**TASK TO COMPLETE:** For this exercise, copy out each line of the material below that includes "только".

----------

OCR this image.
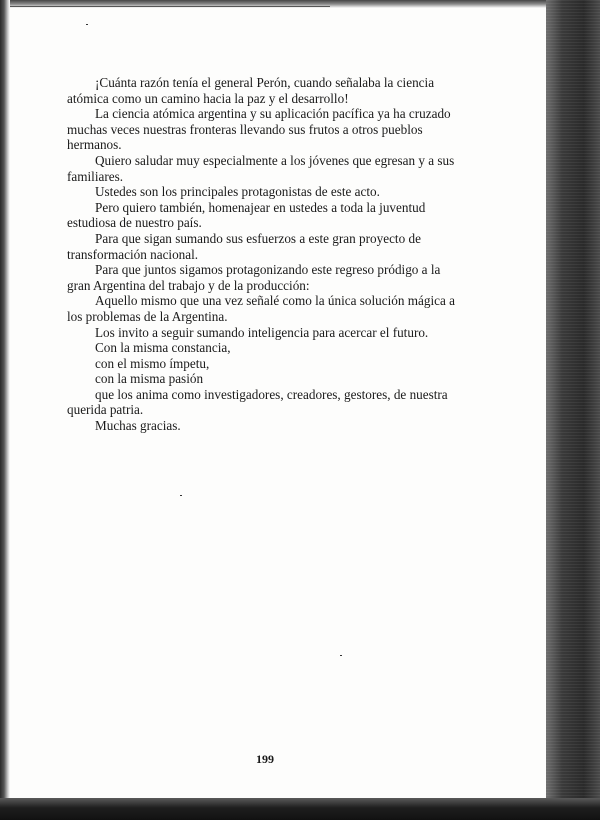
¡Cuánta razón tenía el general Perón, cuando señalaba la ciencia atómica como un camino hacia la paz y el desarrollo!

La ciencia atómica argentina y su aplicación pacífica ya ha cruzado muchas veces nuestras fronteras llevando sus frutos a otros pueblos hermanos.

Quiero saludar muy especialmente a los jóvenes que egresan y a sus familiares.

Ustedes son los principales protagonistas de este acto.

Pero quiero también, homenajear en ustedes a toda la juventud estudiosa de nuestro país.

Para que sigan sumando sus esfuerzos a este gran proyecto de transformación nacional.

Para que juntos sigamos protagonizando este regreso pródigo a la gran Argentina del trabajo y de la producción:

Aquello mismo que una vez señalé como la única solución mágica a los problemas de la Argentina.

Los invito a seguir sumando inteligencia para acercar el futuro.

Con la misma constancia,

con el mismo ímpetu,

con la misma pasión

que los anima como investigadores, creadores, gestores, de nuestra querida patria.

Muchas gracias.

199
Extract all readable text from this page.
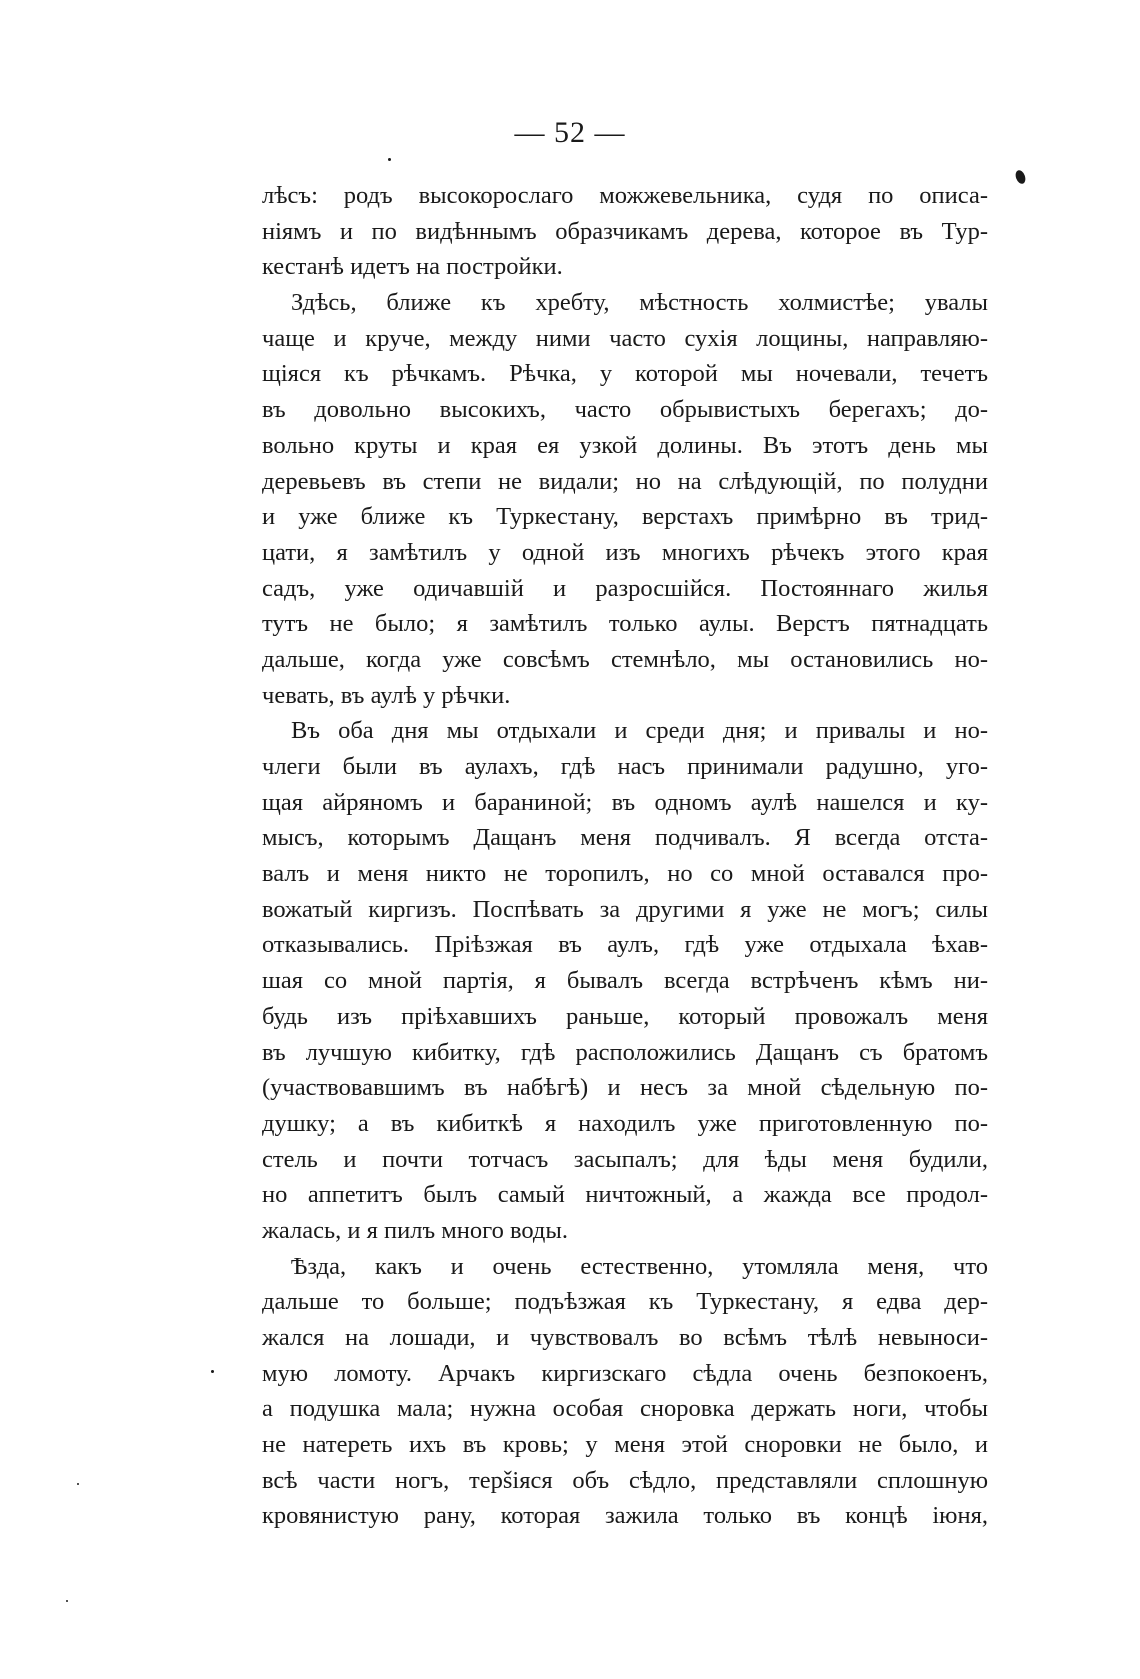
— 52 —
лѣсъ: родъ высокорослаго можжевельника, судя по описа-
ніямъ и по видѣннымъ образчикамъ дерева, которое въ Тур-
кестанѣ идетъ на постройки.
Здѣсь, ближе къ хребту, мѣстность холмистѣе; увалы
чаще и круче, между ними часто сухія лощины, направляю-
щіяся къ рѣчкамъ. Рѣчка, у которой мы ночевали, течетъ
въ довольно высокихъ, часто обрывистыхъ берегахъ; до-
вольно круты и края ея узкой долины. Въ этотъ день мы
деревьевъ въ степи не видали; но на слѣдующій, по полудни
и уже ближе къ Туркестану, верстахъ примѣрно въ трид-
цати, я замѣтилъ у одной изъ многихъ рѣчекъ этого края
садъ, уже одичавшій и разросшійся. Постояннаго жилья
тутъ не было; я замѣтилъ только аулы. Верстъ пятнадцать
дальше, когда уже совсѣмъ стемнѣло, мы остановились но-
чевать, въ аулѣ у рѣчки.
Въ оба дня мы отдыхали и среди дня; и привалы и но-
члеги были въ аулахъ, гдѣ насъ принимали радушно, уго-
щая айряномъ и бараниной; въ одномъ аулѣ нашелся и ку-
мысъ, которымъ Дащанъ меня подчивалъ. Я всегда отста-
валъ и меня никто не торопилъ, но со мной оставался про-
вожатый киргизъ. Поспѣвать за другими я уже не могъ; силы
отказывались. Пріѣзжая въ аулъ, гдѣ уже отдыхала ѣхав-
шая со мной партія, я бывалъ всегда встрѣченъ кѣмъ ни-
будь изъ пріѣхавшихъ раньше, который провожалъ меня
въ лучшую кибитку, гдѣ расположились Дащанъ съ братомъ
(участвовавшимъ въ набѣгѣ) и несъ за мной сѣдельную по-
душку; а въ кибиткѣ я находилъ уже приготовленную по-
стель и почти тотчасъ засыпалъ; для ѣды меня будили,
но аппетитъ былъ самый ничтожный, а жажда все продол-
жалась, и я пилъ много воды.
Ѣзда, какъ и очень естественно, утомляла меня, что
дальше то больше; подъѣзжая къ Туркестану, я едва дер-
жался на лошади, и чувствовалъ во всѣмъ тѣлѣ невыноси-
мую ломоту. Арчакъ киргизскаго сѣдла очень безпокоенъ,
а подушка мала; нужна особая сноровка держать ноги, чтобы
не натереть ихъ въ кровь; у меня этой сноровки не было, и
всѣ части ногъ, терšіяся объ сѣдло, представляли сплошную
кровянистую рану, которая зажила только въ концѣ іюня,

----------

**FINAL RESULT:**
тутъ не было; я замѣтилъ только аулы. Верстъ пятнадцать
кровянистую рану, которая зажила только въ концѣ іюня,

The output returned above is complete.